(Data entries)
#####

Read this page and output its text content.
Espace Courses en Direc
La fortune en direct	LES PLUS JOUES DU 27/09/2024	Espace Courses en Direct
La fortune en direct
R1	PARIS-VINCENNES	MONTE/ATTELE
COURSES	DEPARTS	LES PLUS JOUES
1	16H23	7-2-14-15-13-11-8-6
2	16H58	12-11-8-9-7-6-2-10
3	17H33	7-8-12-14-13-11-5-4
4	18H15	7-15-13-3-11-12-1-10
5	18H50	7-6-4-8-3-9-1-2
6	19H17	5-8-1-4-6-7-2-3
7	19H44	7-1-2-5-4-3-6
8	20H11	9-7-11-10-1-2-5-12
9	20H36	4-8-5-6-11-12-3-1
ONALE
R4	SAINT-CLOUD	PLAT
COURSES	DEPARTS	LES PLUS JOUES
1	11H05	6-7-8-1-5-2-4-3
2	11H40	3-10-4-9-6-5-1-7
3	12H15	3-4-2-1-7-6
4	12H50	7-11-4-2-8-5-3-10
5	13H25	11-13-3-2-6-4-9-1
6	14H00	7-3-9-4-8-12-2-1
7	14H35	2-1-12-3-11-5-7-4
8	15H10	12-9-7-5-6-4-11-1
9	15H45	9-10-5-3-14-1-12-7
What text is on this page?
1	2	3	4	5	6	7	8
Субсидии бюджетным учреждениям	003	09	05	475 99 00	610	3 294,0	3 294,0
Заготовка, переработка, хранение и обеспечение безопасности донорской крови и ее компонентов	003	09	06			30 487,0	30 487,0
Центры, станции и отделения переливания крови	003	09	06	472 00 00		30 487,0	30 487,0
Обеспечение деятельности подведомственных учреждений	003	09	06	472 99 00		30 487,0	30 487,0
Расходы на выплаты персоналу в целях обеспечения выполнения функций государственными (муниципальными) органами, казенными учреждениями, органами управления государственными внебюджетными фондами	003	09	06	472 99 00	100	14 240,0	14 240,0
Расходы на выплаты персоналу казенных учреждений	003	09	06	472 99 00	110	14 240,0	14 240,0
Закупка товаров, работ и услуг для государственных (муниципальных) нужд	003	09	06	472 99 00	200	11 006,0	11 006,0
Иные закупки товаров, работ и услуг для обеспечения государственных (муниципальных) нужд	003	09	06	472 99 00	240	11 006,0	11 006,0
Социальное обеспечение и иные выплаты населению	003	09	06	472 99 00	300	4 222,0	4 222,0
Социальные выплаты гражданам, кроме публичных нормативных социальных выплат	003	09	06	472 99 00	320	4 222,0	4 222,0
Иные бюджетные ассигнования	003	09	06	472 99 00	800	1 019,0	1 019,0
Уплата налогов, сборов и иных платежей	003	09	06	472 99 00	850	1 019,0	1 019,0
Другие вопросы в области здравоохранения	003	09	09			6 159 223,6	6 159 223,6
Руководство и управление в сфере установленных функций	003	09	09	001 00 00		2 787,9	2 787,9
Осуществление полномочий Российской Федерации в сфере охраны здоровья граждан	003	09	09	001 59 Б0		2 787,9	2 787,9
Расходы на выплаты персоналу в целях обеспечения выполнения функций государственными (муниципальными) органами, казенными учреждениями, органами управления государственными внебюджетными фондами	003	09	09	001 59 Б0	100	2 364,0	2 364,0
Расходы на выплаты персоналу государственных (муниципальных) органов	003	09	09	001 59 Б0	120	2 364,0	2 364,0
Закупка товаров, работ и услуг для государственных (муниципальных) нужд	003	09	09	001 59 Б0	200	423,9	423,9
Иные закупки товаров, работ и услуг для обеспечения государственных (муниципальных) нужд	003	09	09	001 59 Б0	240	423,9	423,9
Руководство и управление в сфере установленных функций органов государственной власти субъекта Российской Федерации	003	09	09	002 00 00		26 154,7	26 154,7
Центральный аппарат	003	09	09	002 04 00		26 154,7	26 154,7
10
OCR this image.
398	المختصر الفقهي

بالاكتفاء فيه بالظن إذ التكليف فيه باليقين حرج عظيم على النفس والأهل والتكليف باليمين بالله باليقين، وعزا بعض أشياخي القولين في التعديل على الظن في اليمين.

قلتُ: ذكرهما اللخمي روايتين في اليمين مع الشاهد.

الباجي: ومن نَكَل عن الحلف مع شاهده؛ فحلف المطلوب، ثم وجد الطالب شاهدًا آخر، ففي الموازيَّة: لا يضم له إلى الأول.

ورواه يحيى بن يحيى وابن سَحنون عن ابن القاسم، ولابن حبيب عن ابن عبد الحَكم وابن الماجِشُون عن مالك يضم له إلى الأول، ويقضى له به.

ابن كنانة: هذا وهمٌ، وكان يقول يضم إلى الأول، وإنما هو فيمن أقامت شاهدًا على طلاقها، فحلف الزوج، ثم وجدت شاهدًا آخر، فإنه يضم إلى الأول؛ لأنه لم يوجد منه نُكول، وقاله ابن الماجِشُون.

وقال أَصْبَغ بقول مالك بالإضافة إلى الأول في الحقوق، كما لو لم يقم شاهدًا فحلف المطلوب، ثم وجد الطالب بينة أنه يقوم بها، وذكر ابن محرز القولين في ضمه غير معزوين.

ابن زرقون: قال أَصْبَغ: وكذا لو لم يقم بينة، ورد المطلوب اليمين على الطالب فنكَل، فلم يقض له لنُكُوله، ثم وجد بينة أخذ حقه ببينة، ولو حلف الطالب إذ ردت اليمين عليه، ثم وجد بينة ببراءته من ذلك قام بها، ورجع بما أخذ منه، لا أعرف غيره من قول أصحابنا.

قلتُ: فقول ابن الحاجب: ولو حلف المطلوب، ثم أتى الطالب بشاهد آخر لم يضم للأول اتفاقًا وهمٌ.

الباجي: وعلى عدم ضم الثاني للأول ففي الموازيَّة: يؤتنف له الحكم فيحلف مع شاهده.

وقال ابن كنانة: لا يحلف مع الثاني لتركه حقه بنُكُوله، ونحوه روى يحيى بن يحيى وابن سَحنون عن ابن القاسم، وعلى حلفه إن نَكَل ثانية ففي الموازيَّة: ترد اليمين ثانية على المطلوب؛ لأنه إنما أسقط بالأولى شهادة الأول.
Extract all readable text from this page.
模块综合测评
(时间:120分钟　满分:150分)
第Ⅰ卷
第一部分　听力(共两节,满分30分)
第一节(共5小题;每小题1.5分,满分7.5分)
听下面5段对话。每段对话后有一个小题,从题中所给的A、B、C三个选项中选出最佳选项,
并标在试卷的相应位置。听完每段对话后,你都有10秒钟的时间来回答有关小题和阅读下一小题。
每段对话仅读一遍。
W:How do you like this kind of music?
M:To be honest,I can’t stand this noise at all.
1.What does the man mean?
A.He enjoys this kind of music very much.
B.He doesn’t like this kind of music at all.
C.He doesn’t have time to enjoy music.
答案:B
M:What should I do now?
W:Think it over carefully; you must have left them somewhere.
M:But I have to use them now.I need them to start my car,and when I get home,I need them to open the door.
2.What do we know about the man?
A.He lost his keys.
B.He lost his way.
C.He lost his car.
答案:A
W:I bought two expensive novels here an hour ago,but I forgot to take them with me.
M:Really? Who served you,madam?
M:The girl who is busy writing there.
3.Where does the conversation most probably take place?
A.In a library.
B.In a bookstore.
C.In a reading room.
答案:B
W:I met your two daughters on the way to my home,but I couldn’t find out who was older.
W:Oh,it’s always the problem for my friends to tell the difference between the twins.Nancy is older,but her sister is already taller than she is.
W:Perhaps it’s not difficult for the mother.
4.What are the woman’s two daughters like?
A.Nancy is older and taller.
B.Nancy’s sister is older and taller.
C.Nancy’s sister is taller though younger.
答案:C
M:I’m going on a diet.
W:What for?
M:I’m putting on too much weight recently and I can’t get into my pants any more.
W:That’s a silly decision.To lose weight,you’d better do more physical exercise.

#####

The request: Search the preceding listing for "внебюджетными" and extract every line where it is found.

The answer:
Расходы на выплаты персоналу в целях обеспечения выполнения функций государственными (муниципальными) органами, казенными учреждениями, органами управления государственными внебюджетными фондами	003	09	06	472 99 00	100	14 240,0	14 240,0
Расходы на выплаты персоналу в целях обеспечения выполнения функций государственными (муниципальными) органами, казенными учреждениями, органами управления государственными внебюджетными фондами	003	09	09	001 59 Б0	100	2 364,0	2 364,0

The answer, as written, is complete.